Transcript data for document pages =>
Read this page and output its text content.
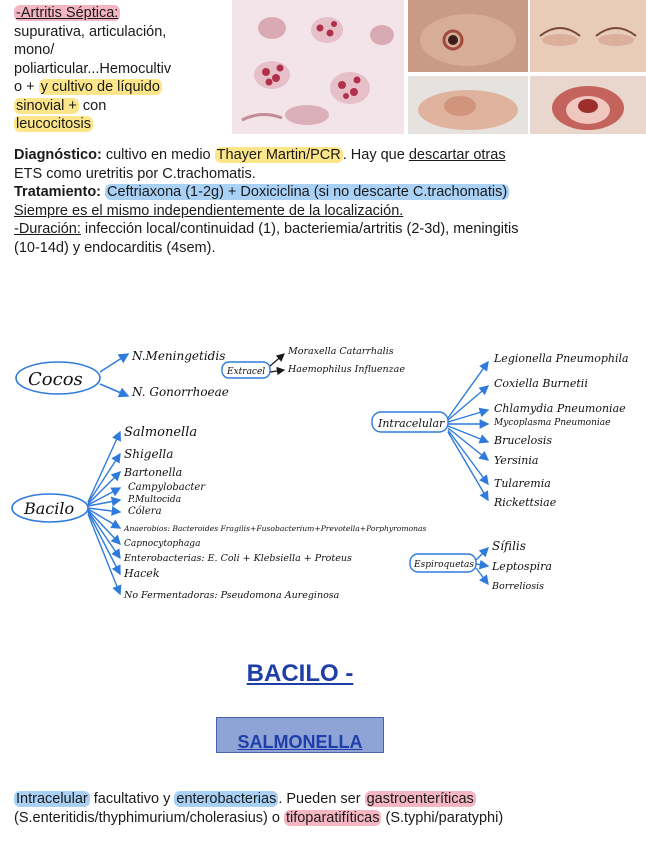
-Artritis Séptica:
supurativa, articulación,
mono/
poliarticular...Hemocultiv
o + y cultivo de líquido
sinovial + con
leucocitosis
Diagnóstico: cultivo en medio Thayer Martin/PCR . Hay que descartar otras
ETS como uretritis por C.trachomatis.
Tratamiento: Ceftriaxona (1-2g) + Doxiciclina (si no descarte C.trachomatis)
Siempre es el mismo independientemente de la localización.
-Duración: infección local/continuidad (1), bacteriemia/artritis (2-3d), meningitis
(10-14d) y endocarditis (4sem).
Cocos
N.Meningetidis
N. Gonorrhoeae
Extracel
Moraxella Catarrhalis
Haemophilus Influenzae
Intracelular
Legionella Pneumophila
Coxiella Burnetii
Chlamydia Pneumoniae
Mycoplasma Pneumoniae
Brucelosis
Yersinia
Tularemia
Rickettsiae
Bacilo
Salmonella
Shigella
Bartonella
Campylobacter
P.Multocida
Cólera
Anaerobios: Bacteroides Fragilis+Fusobacterium+Prevotella+Porphyromonas
Capnocytophaga
Enterobacterias: E. Coli + Klebsiella + Proteus
Hacek
No Fermentadoras: Pseudomona Aureginosa
Espiroquetas
Sífilis
Leptospira
Borreliosis
BACILO -
SALMONELLA
Intracelular facultativo y enterobacterias . Pueden ser gastroenteríticas
(S.enteritidis/thyphimurium/cholerasius) o tifoparatifíticas (S.typhi/paratyphi)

WORK TO BE COMPLETED => Please print all the lines above exactly as given and leave out every picture.

EXERCISE SOLUTION =>
Read this page and output its text content.
-Artritis Séptica:
supurativa, articulación,
mono/
poliarticular...Hemocultiv
o + y cultivo de líquido
sinovial + con
leucocitosis
Diagnóstico: cultivo en medio Thayer Martin/PCR . Hay que descartar otras
ETS como uretritis por C.trachomatis.
Tratamiento: Ceftriaxona (1-2g) + Doxiciclina (si no descarte C.trachomatis)
Siempre es el mismo independientemente de la localización.
-Duración: infección local/continuidad (1), bacteriemia/artritis (2-3d), meningitis
(10-14d) y endocarditis (4sem).
Cocos
N.Meningetidis
N. Gonorrhoeae
Extracel
Moraxella Catarrhalis
Haemophilus Influenzae
Intracelular
Legionella Pneumophila
Coxiella Burnetii
Chlamydia Pneumoniae
Mycoplasma Pneumoniae
Brucelosis
Yersinia
Tularemia
Rickettsiae
Bacilo
Salmonella
Shigella
Bartonella
Campylobacter
P.Multocida
Cólera
Anaerobios: Bacteroides Fragilis+Fusobacterium+Prevotella+Porphyromonas
Capnocytophaga
Enterobacterias: E. Coli + Klebsiella + Proteus
Hacek
No Fermentadoras: Pseudomona Aureginosa
Espiroquetas
Sífilis
Leptospira
Borreliosis
BACILO -
SALMONELLA
Intracelular facultativo y enterobacterias . Pueden ser gastroenteríticas
(S.enteritidis/thyphimurium/cholerasius) o tifoparatifíticas (S.typhi/paratyphi)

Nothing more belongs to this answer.